— start —

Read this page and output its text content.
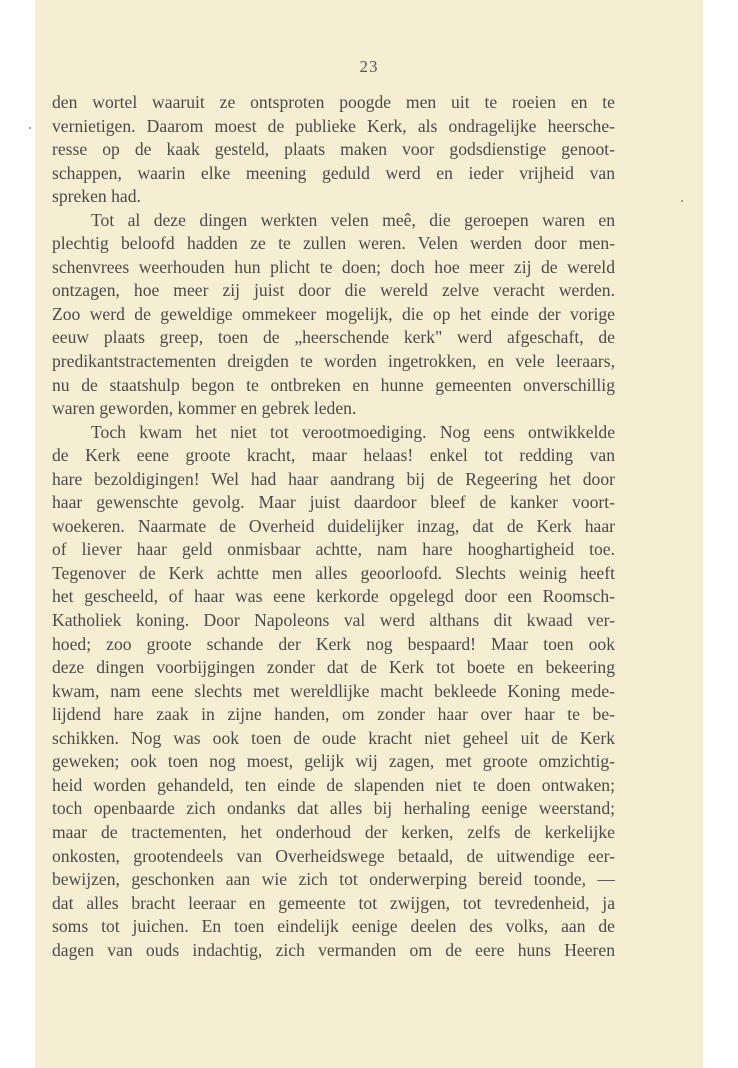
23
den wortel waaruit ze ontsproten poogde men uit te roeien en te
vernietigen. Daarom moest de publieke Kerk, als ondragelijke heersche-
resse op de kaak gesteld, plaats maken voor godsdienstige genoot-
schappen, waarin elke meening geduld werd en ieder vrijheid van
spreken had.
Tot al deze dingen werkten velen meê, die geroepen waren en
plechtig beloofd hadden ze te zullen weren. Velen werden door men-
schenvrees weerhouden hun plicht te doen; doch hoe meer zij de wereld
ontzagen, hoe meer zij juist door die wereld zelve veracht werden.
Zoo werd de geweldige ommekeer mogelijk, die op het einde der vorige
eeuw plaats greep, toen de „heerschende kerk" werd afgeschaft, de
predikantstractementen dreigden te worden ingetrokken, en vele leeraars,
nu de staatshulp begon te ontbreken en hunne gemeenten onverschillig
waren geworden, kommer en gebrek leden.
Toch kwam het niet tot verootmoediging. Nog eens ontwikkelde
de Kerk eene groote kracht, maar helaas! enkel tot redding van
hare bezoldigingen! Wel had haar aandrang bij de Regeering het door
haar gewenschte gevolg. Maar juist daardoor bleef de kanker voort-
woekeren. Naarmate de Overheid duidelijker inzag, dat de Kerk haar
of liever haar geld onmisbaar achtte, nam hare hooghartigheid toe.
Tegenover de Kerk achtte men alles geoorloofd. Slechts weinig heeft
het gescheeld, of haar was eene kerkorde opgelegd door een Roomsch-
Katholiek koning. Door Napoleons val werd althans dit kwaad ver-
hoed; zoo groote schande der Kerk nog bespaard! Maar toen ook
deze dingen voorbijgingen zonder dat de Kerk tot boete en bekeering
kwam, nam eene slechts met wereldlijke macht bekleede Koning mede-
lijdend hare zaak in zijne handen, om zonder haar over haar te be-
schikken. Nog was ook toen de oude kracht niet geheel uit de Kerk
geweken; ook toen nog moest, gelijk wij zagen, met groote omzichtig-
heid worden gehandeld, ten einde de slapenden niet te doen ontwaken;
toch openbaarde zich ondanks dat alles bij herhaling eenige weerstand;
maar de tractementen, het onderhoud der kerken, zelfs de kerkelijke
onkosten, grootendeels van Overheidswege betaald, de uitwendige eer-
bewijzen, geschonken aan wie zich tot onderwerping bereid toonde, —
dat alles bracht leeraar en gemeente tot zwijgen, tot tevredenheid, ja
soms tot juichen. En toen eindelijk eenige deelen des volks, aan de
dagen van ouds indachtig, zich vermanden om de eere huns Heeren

— end —
— start —

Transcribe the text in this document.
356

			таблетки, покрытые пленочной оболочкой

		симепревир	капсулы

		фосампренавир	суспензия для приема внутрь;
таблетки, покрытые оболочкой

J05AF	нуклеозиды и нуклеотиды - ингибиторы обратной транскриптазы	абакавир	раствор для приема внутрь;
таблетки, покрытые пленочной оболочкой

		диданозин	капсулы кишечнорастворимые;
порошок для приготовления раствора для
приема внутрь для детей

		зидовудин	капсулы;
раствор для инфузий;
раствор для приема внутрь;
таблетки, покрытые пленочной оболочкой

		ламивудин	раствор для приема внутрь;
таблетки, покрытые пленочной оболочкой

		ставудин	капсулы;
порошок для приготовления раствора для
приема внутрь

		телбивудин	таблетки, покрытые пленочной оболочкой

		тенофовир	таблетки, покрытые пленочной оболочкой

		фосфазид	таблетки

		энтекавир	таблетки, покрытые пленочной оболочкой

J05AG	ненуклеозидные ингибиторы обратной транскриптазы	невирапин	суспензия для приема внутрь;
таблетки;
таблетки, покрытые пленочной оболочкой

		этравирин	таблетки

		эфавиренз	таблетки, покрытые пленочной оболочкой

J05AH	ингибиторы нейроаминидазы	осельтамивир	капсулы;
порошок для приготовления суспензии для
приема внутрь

— end —
— start —

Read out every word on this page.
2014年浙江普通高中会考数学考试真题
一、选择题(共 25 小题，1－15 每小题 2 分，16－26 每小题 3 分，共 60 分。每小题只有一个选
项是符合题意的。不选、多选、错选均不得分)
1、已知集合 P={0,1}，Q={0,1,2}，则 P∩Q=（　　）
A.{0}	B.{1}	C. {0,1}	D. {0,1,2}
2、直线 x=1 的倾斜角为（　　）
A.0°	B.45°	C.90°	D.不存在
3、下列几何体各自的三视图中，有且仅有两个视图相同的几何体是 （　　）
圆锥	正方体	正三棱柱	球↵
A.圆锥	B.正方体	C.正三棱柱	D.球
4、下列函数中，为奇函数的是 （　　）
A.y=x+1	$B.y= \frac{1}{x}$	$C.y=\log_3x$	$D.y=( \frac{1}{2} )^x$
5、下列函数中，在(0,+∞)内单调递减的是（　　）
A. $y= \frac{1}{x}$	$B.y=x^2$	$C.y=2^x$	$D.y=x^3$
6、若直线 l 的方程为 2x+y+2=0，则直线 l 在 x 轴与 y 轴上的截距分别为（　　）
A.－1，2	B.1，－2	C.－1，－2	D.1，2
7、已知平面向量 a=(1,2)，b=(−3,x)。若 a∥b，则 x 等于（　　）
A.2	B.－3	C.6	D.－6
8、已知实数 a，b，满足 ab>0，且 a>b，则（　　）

— end —

JOB:
Search the data for the string "text" and copy each line where it appears.

SOLUTION:
Read this page and output its text content.
Transcribe the text in this document.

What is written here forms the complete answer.